## Stored records
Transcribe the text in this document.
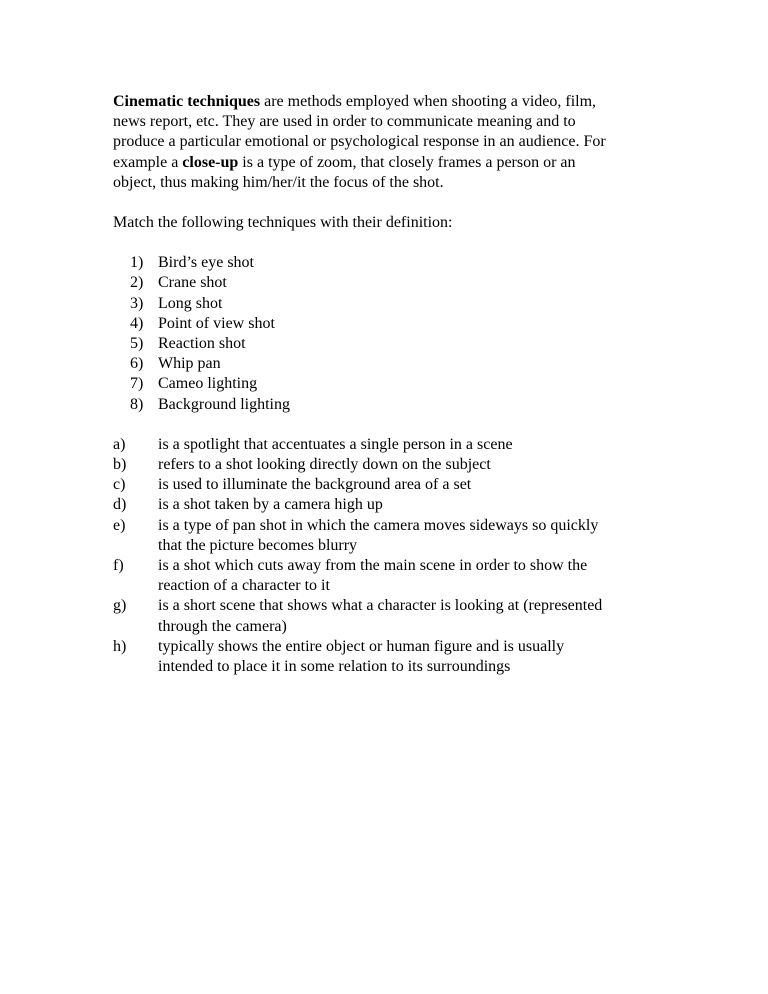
Cinematic techniques are methods employed when shooting a video, film,

news report, etc. They are used in order to communicate meaning and to

produce a particular emotional or psychological response in an audience. For

example a close-up is a type of zoom, that closely frames a person or an

object, thus making him/her/it the focus of the shot.

Match the following techniques with their definition:

1) Bird’s eye shot
2) Crane shot
3) Long shot
4) Point of view shot
5) Reaction shot
6) Whip pan
7) Cameo lighting
8) Background lighting
a) is a spotlight that accentuates a single person in a scene
b) refers to a shot looking directly down on the subject
c) is used to illuminate the background area of a set
d) is a shot taken by a camera high up
e) is a type of pan shot in which the camera moves sideways so quickly
that the picture becomes blurry
f) is a shot which cuts away from the main scene in order to show the
reaction of a character to it
g) is a short scene that shows what a character is looking at (represented
through the camera)
h) typically shows the entire object or human figure and is usually
intended to place it in some relation to its surroundings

## Task details
Without the pictures, write out all of the material exactly.

## The reply
Transcribe the text in this document.
Cinematic techniques are methods employed when shooting a video, film,

news report, etc. They are used in order to communicate meaning and to

produce a particular emotional or psychological response in an audience. For

example a close-up is a type of zoom, that closely frames a person or an

object, thus making him/her/it the focus of the shot.

Match the following techniques with their definition:

1) Bird’s eye shot
2) Crane shot
3) Long shot
4) Point of view shot
5) Reaction shot
6) Whip pan
7) Cameo lighting
8) Background lighting
a) is a spotlight that accentuates a single person in a scene
b) refers to a shot looking directly down on the subject
c) is used to illuminate the background area of a set
d) is a shot taken by a camera high up
e) is a type of pan shot in which the camera moves sideways so quickly
that the picture becomes blurry
f) is a shot which cuts away from the main scene in order to show the
reaction of a character to it
g) is a short scene that shows what a character is looking at (represented
through the camera)
h) typically shows the entire object or human figure and is usually
intended to place it in some relation to its surroundings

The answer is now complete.